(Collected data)
________________________________________

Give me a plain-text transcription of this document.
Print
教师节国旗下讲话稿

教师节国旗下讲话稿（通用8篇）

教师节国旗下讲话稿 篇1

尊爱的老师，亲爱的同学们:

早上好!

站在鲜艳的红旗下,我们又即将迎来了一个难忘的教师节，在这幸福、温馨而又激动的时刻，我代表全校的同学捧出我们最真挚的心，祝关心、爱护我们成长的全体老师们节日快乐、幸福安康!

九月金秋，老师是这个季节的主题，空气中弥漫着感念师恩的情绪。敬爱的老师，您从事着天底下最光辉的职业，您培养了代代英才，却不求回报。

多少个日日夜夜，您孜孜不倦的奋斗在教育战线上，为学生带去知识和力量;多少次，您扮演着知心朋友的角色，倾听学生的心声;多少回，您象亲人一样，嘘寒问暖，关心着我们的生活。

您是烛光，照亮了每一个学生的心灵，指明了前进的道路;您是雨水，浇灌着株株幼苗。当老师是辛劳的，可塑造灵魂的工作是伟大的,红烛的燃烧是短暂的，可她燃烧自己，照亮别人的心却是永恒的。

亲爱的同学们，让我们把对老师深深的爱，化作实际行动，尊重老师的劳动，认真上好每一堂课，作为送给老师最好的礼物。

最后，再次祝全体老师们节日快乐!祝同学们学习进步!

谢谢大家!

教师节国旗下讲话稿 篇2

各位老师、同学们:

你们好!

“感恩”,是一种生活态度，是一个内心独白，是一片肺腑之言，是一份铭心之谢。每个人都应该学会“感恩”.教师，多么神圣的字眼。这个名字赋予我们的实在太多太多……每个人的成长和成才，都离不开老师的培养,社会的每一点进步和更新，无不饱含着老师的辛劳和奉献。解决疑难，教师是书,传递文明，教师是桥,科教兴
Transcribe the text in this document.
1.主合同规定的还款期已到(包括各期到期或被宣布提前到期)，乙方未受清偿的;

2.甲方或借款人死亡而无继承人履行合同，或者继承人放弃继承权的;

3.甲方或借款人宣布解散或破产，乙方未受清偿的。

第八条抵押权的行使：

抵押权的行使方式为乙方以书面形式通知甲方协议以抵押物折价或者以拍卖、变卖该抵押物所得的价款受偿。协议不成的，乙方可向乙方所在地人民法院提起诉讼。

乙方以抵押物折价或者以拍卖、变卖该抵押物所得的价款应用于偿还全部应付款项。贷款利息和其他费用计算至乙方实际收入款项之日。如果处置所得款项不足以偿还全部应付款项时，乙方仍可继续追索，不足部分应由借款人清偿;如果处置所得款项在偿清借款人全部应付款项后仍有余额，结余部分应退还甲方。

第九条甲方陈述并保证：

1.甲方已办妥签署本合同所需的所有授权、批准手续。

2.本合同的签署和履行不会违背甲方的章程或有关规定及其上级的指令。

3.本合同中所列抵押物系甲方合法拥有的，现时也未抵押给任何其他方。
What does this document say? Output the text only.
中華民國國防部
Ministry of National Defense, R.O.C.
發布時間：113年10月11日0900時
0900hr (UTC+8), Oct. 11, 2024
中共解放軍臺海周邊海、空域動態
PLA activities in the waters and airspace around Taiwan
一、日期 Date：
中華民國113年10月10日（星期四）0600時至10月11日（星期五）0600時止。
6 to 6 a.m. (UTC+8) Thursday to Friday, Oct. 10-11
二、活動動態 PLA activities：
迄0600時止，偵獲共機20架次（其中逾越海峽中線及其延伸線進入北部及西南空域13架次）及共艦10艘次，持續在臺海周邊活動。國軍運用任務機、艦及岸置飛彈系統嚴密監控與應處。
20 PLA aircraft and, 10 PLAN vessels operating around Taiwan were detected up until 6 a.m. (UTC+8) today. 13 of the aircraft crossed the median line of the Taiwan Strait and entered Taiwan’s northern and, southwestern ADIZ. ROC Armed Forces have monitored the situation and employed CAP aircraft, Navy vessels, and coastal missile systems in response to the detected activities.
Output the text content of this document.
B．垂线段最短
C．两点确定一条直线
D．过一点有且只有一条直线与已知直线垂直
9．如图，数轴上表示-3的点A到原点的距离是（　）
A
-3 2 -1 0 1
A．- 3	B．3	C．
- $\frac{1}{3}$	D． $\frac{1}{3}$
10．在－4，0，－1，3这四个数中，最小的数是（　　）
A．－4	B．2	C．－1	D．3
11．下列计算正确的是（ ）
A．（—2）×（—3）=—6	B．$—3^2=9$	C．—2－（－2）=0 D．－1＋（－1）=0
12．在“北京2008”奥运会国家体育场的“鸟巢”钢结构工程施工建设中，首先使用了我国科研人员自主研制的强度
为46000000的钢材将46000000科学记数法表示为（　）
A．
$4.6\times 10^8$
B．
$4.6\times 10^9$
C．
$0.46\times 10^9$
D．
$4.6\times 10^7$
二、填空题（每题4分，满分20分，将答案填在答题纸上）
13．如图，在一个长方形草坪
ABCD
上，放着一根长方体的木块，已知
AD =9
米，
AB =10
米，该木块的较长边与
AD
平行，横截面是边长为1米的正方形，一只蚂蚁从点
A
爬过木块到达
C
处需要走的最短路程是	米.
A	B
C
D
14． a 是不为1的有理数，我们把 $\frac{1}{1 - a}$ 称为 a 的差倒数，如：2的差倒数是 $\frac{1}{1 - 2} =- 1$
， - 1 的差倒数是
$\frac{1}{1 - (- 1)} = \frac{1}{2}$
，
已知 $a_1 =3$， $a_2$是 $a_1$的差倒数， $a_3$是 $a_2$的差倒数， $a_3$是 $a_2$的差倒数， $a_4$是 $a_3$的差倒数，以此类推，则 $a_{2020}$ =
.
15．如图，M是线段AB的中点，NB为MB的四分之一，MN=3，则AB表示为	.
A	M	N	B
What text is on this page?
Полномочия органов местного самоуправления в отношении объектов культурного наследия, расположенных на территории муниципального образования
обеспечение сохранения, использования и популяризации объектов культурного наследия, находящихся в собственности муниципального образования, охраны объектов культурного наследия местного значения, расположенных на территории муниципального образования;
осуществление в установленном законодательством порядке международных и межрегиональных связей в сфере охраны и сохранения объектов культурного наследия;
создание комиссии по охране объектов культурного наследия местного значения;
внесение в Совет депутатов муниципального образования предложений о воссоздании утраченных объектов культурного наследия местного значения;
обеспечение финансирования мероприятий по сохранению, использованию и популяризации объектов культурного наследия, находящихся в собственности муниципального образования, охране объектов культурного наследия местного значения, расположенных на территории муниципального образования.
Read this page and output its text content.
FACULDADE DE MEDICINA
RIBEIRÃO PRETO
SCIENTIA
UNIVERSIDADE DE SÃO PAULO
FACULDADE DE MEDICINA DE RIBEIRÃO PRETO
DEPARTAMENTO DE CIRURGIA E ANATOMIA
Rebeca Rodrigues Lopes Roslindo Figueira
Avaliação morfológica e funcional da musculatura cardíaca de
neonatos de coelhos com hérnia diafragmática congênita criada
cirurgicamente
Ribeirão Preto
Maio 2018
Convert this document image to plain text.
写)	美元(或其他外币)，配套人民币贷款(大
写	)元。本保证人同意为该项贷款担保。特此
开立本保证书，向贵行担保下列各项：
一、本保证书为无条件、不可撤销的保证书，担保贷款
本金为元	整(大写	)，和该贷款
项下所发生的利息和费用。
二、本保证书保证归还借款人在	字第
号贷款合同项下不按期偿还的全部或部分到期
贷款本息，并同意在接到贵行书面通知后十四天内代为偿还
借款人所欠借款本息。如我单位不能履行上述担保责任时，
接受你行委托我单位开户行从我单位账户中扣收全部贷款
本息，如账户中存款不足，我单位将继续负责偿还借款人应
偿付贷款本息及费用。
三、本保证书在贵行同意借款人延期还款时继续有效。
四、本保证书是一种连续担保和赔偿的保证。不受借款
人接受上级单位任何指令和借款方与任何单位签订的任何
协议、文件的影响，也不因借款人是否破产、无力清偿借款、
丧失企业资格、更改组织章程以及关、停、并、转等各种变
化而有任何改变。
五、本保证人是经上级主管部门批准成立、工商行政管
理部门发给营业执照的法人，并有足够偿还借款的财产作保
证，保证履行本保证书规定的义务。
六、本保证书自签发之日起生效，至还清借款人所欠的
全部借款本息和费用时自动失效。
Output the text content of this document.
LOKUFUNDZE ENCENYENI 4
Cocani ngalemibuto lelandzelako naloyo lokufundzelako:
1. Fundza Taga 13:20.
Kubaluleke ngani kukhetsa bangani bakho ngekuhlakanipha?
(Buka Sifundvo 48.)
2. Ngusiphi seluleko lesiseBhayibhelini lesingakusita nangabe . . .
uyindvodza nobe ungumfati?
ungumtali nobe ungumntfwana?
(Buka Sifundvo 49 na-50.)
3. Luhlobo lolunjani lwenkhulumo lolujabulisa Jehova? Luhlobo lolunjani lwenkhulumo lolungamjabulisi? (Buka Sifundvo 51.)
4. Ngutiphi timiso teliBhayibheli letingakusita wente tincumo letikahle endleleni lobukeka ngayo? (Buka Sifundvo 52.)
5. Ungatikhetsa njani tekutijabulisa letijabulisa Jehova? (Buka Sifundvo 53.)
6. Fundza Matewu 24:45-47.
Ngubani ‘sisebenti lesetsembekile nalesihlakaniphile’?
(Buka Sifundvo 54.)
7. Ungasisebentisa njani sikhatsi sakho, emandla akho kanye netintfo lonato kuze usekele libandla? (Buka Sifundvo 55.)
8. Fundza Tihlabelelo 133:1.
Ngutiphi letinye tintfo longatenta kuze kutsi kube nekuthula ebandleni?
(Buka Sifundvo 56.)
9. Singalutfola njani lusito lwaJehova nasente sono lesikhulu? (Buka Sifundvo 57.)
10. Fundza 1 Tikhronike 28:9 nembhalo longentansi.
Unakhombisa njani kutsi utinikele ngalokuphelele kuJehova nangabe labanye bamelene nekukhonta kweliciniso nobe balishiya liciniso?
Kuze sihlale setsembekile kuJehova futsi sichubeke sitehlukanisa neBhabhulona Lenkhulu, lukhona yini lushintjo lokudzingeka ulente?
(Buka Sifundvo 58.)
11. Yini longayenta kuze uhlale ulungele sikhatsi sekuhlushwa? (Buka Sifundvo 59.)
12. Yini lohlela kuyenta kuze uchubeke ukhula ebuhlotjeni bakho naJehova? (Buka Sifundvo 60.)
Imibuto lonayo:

________________________________________

▶ **Work to be completed**: Find each line holding the word "расположенных" and copy it.

▶ **Response for this exercise**:
Полномочия органов местного самоуправления в отношении объектов культурного наследия, расположенных на территории муниципального образования
обеспечение сохранения, использования и популяризации объектов культурного наследия, находящихся в собственности муниципального образования, охраны объектов культурного наследия местного значения, расположенных на территории муниципального образования;
обеспечение финансирования мероприятий по сохранению, использованию и популяризации объектов культурного наследия, находящихся в собственности муниципального образования, охране объектов культурного наследия местного значения, расположенных на территории муниципального образования.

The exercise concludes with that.